Return the number of lines that include the string "values", without any other text.

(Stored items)
╭──

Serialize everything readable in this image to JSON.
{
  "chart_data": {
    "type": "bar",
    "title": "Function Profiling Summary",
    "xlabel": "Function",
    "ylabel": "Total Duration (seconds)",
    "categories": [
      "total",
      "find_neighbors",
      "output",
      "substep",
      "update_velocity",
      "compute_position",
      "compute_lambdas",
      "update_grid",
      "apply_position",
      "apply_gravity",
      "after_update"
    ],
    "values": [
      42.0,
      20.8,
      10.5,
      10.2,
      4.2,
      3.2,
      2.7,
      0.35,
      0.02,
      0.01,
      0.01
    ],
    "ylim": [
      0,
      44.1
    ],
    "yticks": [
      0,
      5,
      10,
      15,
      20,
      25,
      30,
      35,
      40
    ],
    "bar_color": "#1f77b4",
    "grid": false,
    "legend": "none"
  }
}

╰──
╭──

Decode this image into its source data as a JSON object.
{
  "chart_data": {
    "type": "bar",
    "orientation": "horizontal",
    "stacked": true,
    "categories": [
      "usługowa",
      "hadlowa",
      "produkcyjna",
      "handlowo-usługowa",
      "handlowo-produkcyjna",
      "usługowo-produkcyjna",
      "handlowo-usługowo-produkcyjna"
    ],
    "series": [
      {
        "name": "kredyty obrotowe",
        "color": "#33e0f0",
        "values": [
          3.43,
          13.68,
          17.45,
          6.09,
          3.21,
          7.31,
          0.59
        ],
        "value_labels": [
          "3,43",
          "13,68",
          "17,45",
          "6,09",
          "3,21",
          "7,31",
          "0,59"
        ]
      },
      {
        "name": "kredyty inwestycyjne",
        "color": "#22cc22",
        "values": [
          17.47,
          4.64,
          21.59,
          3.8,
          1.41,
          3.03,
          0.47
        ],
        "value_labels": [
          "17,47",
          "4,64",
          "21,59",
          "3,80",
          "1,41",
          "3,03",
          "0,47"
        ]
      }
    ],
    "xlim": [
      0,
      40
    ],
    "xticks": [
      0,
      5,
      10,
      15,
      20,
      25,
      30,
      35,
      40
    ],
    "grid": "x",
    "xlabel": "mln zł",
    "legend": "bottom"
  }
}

╰──
╭──

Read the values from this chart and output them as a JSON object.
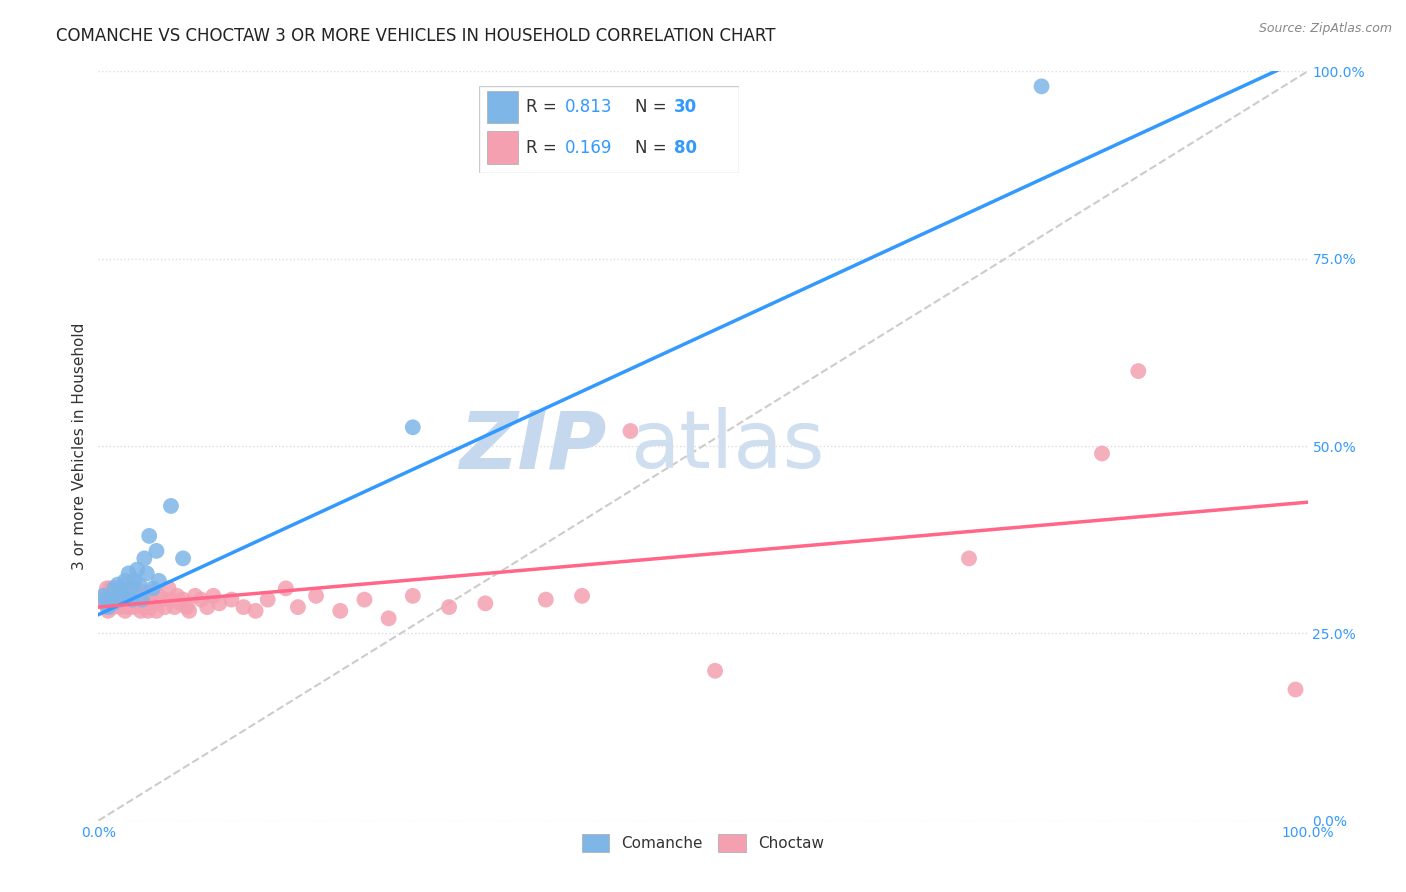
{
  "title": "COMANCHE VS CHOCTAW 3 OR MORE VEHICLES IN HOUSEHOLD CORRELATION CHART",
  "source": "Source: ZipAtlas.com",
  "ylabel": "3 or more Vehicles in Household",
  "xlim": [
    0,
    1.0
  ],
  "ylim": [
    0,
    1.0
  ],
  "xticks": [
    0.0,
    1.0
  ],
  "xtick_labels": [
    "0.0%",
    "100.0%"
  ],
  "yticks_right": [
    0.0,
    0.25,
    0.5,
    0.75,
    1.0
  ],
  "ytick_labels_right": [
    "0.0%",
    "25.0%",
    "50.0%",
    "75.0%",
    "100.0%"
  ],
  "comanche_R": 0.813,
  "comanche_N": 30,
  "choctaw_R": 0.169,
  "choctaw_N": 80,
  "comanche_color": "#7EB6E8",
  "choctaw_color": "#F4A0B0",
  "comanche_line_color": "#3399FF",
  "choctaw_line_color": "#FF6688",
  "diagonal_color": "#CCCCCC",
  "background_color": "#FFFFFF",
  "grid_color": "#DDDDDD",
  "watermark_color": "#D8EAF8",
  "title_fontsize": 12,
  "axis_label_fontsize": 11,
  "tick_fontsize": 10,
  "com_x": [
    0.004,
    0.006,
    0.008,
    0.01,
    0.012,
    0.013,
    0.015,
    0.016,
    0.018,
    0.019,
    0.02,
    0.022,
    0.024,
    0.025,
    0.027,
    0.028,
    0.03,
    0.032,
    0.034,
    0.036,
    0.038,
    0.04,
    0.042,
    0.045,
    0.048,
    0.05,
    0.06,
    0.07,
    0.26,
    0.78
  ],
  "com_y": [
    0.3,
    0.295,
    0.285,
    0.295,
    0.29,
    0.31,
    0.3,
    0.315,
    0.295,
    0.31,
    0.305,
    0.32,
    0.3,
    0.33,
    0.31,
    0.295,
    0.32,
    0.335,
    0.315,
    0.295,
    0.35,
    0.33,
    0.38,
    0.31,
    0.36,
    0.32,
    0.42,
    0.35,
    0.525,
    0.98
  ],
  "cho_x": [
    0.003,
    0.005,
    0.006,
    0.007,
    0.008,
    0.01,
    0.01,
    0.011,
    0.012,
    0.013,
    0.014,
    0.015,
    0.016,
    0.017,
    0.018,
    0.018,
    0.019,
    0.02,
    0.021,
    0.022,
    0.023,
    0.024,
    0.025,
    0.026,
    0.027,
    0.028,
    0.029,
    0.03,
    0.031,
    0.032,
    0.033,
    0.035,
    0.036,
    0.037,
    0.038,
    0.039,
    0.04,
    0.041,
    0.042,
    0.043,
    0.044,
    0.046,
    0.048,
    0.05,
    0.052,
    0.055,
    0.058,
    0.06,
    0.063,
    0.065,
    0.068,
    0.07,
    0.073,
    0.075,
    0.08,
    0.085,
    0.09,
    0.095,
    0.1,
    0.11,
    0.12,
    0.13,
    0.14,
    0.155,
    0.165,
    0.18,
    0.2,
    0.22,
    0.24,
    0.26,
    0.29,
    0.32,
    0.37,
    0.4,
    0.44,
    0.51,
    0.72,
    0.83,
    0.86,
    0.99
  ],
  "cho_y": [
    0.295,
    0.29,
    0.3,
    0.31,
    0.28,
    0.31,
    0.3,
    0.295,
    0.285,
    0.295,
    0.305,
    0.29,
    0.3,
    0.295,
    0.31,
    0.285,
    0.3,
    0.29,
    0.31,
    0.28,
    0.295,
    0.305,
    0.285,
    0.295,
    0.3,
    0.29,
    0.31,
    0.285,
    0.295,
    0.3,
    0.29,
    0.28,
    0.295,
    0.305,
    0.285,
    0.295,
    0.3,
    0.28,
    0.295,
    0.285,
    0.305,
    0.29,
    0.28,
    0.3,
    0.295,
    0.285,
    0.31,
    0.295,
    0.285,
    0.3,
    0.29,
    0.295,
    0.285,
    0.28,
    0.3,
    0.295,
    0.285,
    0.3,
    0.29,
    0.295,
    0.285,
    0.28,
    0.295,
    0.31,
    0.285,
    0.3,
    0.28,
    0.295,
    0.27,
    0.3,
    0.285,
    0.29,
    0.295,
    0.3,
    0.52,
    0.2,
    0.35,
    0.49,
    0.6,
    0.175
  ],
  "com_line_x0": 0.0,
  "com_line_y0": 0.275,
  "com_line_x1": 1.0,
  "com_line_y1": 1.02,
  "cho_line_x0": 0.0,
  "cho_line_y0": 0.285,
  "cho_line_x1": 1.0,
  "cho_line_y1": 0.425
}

╰──

**Solution below:** 4